Short problem: Whenever a line contains the string "breakpoint", copy it out of the entries.

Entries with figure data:
# # #
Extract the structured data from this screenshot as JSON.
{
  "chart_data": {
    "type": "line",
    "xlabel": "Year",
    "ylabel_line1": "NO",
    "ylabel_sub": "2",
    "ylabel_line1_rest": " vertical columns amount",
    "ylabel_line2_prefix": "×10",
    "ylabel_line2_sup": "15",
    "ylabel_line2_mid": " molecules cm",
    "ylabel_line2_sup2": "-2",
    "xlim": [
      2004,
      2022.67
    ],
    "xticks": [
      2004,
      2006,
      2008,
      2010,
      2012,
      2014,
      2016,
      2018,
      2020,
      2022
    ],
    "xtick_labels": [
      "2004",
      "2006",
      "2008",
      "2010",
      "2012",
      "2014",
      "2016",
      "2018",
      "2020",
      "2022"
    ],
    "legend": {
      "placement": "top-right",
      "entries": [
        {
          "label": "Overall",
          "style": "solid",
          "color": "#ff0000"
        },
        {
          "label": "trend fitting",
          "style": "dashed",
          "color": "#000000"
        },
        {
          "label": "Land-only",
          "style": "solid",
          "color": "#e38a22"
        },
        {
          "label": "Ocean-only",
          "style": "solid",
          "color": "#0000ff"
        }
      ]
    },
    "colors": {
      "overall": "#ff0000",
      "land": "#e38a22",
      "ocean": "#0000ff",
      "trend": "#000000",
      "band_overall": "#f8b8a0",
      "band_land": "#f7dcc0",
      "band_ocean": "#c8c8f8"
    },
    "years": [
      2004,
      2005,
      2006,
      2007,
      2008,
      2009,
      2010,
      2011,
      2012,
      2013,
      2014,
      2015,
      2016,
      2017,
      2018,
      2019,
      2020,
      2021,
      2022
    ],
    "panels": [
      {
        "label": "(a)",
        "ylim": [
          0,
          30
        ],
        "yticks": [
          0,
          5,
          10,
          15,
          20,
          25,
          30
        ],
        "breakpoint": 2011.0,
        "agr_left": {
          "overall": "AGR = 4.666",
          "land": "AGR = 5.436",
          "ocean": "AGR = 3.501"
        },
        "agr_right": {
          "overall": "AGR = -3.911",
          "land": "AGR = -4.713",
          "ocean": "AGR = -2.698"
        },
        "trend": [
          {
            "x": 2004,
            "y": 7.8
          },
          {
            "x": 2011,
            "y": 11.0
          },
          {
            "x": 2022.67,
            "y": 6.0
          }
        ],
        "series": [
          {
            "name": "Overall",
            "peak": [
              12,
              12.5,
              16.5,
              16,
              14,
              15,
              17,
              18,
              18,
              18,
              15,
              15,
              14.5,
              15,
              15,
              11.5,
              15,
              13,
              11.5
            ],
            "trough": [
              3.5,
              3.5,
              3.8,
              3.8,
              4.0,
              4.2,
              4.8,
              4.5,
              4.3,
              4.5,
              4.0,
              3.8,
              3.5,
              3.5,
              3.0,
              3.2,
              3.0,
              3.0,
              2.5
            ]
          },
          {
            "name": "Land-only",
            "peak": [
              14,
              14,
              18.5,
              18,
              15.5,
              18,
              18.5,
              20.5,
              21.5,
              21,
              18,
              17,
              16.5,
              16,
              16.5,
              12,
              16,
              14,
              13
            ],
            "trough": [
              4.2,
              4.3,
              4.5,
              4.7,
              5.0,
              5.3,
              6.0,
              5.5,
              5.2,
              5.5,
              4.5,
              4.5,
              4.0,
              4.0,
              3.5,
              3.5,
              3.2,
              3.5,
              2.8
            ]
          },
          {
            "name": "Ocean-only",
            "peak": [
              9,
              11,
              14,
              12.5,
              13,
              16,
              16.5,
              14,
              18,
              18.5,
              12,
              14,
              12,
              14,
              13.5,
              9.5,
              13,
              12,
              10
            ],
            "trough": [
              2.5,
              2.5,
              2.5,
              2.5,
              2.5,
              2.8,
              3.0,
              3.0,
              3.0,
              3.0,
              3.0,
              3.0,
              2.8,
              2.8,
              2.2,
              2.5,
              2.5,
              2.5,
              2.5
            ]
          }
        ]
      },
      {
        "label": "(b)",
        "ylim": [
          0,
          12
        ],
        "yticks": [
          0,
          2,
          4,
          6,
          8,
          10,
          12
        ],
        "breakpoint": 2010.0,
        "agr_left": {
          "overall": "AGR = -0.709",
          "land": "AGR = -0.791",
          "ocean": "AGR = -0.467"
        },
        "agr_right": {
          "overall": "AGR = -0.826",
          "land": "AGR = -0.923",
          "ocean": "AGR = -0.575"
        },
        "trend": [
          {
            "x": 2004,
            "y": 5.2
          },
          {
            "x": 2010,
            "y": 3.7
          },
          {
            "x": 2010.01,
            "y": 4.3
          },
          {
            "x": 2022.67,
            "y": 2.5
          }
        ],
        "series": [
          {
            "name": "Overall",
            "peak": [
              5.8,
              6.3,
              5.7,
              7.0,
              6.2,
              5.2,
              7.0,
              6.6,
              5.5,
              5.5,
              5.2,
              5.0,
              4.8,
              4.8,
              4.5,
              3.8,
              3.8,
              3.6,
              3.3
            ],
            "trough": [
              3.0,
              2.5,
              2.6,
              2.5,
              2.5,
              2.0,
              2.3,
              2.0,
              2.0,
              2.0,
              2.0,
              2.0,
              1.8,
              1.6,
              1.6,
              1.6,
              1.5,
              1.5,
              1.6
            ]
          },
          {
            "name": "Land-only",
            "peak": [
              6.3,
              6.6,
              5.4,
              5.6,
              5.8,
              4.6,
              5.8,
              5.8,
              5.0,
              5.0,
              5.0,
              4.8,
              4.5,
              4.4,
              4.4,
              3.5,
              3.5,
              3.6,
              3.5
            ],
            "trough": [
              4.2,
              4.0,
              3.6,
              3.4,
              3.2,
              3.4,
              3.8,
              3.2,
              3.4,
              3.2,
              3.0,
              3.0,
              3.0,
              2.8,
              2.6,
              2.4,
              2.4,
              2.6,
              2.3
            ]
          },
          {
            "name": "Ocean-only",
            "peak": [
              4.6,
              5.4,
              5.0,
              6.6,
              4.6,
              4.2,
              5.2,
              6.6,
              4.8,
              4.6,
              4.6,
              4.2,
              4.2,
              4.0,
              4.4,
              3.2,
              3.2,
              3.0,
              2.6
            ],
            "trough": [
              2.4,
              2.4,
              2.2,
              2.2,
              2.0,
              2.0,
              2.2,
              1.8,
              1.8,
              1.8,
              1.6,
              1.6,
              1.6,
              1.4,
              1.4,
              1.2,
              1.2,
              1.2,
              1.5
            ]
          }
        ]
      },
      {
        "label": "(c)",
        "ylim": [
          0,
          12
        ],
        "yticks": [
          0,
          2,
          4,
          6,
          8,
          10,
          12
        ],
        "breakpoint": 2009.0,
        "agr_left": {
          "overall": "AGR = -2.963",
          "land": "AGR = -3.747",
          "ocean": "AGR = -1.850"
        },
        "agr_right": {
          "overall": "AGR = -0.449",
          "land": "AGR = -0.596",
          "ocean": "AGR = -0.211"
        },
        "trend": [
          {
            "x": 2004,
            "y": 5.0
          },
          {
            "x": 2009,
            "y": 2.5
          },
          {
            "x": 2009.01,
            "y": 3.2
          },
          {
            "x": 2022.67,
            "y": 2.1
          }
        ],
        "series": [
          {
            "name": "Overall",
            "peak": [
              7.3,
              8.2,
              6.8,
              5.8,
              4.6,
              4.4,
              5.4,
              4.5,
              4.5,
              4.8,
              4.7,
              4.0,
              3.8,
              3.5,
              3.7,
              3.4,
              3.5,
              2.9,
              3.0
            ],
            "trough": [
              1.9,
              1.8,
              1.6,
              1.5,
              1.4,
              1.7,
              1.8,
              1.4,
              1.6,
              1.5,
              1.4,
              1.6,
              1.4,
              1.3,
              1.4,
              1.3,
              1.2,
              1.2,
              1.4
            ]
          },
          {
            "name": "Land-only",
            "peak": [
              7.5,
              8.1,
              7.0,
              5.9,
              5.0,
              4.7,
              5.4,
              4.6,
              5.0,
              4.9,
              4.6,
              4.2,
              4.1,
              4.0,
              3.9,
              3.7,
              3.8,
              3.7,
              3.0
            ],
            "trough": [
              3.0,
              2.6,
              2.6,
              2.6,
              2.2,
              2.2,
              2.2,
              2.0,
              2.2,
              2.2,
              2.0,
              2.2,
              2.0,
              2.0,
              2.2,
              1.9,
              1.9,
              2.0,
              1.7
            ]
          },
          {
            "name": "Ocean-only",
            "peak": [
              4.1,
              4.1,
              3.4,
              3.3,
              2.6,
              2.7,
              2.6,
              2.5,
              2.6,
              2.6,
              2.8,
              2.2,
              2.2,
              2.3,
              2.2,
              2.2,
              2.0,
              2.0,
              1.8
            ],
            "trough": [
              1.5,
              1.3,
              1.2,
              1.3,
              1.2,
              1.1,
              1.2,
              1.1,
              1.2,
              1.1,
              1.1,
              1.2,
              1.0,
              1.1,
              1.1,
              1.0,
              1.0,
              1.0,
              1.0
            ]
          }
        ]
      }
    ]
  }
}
# # #
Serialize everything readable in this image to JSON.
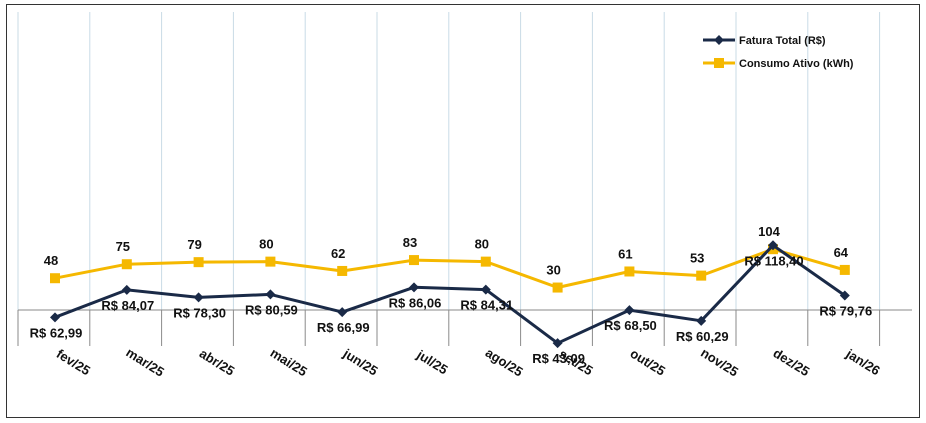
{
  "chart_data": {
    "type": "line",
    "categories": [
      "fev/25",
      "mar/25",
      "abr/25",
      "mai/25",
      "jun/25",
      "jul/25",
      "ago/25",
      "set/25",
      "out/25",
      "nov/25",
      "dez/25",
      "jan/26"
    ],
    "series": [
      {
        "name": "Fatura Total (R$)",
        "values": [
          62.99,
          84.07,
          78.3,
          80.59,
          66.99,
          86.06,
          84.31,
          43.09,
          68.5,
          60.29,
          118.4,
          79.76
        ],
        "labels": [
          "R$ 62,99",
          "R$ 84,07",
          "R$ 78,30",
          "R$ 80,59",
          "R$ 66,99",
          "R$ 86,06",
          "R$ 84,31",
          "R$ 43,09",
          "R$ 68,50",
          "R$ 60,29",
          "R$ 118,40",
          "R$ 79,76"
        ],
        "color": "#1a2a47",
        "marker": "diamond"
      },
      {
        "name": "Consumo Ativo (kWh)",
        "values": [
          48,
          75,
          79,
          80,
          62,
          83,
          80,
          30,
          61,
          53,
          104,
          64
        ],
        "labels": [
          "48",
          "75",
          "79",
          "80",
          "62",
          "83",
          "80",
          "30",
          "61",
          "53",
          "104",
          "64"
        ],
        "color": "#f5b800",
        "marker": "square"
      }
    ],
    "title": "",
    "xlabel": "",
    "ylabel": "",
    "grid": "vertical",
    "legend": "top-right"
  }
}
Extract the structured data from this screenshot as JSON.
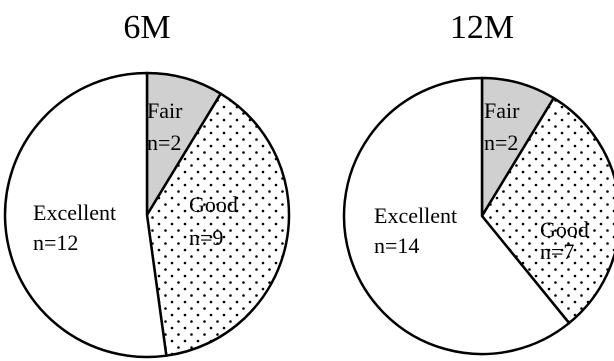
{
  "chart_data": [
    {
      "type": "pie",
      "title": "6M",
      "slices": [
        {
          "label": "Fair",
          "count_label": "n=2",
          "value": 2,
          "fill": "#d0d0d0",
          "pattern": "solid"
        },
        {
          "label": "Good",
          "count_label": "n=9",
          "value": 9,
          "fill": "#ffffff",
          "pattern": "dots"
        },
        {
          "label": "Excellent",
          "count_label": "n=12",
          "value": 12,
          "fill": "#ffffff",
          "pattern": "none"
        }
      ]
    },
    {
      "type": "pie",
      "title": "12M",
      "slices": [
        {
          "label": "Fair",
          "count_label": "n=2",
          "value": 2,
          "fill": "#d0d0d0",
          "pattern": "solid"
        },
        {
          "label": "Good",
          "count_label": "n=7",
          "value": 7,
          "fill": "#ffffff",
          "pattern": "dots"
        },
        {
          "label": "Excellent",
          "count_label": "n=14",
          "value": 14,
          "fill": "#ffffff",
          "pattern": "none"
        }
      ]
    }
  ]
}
# # #
Answer to this task:
        "breakpoint": 2011.0,
        "breakpoint": 2010.0,
        "breakpoint": 2009.0,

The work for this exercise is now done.